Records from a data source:
□ □ □ □ □

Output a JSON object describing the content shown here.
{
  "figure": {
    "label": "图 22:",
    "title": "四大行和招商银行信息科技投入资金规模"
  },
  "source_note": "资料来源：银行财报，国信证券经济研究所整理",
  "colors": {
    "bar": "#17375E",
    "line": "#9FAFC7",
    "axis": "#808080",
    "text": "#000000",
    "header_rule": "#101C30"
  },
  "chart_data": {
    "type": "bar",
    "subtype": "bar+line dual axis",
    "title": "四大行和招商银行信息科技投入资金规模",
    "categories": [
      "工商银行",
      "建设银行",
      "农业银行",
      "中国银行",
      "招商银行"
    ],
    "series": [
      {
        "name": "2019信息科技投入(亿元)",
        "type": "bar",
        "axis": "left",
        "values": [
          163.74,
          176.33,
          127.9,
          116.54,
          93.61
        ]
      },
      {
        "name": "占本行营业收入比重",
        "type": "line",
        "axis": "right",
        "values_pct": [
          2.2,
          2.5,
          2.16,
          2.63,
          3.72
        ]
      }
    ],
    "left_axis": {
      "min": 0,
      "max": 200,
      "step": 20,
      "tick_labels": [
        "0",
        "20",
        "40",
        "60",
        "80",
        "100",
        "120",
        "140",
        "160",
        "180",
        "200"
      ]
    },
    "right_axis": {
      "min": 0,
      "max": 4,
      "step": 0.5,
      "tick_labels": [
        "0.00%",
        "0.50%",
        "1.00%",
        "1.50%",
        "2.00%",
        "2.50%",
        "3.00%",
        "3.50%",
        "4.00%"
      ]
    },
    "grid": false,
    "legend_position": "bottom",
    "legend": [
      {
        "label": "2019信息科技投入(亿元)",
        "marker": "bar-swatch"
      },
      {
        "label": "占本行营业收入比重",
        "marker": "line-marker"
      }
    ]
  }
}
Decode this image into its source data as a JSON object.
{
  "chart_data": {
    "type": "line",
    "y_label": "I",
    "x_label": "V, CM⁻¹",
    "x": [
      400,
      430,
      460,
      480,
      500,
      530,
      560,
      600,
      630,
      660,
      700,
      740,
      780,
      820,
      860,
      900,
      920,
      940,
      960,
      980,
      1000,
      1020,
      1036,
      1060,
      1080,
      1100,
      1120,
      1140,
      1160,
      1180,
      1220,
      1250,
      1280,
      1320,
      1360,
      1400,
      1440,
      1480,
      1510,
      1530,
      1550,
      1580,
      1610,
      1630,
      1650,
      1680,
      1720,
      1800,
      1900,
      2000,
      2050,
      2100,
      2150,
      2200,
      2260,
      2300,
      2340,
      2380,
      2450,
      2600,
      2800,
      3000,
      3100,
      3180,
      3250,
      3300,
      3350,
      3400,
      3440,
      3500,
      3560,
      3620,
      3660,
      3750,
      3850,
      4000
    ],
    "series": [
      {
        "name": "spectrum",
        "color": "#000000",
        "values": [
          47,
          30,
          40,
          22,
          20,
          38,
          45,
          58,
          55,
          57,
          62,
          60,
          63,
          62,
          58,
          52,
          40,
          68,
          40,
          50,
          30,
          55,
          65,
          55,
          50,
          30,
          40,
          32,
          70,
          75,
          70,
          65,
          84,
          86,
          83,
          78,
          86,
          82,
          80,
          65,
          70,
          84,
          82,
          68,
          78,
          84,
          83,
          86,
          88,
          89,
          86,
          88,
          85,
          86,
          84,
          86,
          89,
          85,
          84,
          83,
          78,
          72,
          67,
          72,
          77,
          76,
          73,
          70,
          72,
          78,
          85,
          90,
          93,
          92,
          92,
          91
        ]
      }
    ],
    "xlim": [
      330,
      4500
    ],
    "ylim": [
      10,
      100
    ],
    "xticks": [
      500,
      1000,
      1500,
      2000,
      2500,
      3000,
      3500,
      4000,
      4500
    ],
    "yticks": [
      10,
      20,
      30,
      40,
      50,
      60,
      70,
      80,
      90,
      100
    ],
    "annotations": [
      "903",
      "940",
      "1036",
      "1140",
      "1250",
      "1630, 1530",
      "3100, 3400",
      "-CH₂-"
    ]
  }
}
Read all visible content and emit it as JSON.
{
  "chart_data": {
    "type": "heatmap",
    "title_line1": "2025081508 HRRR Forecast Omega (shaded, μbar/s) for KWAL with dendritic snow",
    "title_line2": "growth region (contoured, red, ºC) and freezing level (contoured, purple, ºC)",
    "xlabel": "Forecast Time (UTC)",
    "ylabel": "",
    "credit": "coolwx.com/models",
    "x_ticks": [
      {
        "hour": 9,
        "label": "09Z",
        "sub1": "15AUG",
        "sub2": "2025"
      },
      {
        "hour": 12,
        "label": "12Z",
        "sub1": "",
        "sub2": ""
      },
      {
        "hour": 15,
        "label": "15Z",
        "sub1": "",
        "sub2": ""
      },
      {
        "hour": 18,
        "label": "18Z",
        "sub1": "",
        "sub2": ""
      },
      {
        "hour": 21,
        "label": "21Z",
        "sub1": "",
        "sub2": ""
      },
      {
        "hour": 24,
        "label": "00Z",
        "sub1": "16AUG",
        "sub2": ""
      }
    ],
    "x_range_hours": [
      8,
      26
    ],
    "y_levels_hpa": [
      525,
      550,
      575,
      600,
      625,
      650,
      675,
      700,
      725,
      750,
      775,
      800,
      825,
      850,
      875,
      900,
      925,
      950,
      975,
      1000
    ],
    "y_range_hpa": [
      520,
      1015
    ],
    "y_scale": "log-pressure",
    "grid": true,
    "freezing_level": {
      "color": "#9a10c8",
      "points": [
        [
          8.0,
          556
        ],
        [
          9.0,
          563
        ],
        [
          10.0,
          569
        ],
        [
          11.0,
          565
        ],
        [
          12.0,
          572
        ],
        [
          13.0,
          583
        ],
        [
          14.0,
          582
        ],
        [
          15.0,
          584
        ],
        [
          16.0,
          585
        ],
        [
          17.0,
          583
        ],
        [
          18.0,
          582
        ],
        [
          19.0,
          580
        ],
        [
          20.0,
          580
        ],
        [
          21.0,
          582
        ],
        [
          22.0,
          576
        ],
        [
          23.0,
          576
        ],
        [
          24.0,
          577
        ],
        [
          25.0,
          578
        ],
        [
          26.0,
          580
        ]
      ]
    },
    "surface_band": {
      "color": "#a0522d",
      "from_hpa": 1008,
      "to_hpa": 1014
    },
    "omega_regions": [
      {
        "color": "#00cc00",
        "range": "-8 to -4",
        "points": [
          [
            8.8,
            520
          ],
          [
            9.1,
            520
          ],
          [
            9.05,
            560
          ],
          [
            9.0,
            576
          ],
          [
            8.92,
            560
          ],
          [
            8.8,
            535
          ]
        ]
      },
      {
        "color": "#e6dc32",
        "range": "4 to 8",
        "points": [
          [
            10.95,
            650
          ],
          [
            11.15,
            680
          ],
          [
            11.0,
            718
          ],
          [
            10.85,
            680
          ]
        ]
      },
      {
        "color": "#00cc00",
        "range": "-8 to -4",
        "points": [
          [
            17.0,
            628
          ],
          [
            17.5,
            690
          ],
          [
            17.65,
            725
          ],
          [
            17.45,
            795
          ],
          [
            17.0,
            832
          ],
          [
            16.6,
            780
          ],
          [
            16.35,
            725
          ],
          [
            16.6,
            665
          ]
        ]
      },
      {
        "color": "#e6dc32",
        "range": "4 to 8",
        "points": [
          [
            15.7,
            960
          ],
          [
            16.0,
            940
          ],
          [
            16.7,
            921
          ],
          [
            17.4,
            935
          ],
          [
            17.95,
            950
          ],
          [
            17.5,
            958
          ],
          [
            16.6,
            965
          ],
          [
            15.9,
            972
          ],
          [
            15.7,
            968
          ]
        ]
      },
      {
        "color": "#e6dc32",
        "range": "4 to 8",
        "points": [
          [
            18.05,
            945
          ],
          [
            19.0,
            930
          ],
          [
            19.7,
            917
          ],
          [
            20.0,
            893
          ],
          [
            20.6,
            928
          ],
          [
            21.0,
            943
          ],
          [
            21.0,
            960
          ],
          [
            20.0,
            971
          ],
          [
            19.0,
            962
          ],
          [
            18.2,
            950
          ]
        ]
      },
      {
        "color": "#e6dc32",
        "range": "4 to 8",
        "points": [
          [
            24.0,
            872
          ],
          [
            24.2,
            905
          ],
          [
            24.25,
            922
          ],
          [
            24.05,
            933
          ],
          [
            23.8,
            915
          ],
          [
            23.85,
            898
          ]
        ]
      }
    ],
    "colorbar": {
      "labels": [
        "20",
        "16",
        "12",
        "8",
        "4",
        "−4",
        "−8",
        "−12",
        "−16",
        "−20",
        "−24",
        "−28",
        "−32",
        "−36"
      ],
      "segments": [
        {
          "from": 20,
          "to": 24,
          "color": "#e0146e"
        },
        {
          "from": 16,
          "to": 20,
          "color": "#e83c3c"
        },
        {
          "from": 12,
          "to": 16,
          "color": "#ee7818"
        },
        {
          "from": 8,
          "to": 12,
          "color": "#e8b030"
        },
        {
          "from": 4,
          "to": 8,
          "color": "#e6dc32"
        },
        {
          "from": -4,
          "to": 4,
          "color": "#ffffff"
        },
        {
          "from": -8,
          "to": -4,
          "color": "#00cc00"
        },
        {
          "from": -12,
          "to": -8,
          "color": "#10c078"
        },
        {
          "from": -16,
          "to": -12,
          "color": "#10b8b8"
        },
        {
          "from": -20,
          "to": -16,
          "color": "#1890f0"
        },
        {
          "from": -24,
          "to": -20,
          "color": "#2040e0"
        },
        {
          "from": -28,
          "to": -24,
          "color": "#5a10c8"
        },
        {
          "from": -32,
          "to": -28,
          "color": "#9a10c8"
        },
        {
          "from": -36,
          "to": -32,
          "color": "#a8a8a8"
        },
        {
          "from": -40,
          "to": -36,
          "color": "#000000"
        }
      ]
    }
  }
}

□ □ □ □ □

* What is being asked:
Go through the records and pull out each line that includes the word "四大行和招商银行信息科技投入资金规模".

* Correct answer:
    "title": "四大行和招商银行信息科技投入资金规模"
    "title": "四大行和招商银行信息科技投入资金规模",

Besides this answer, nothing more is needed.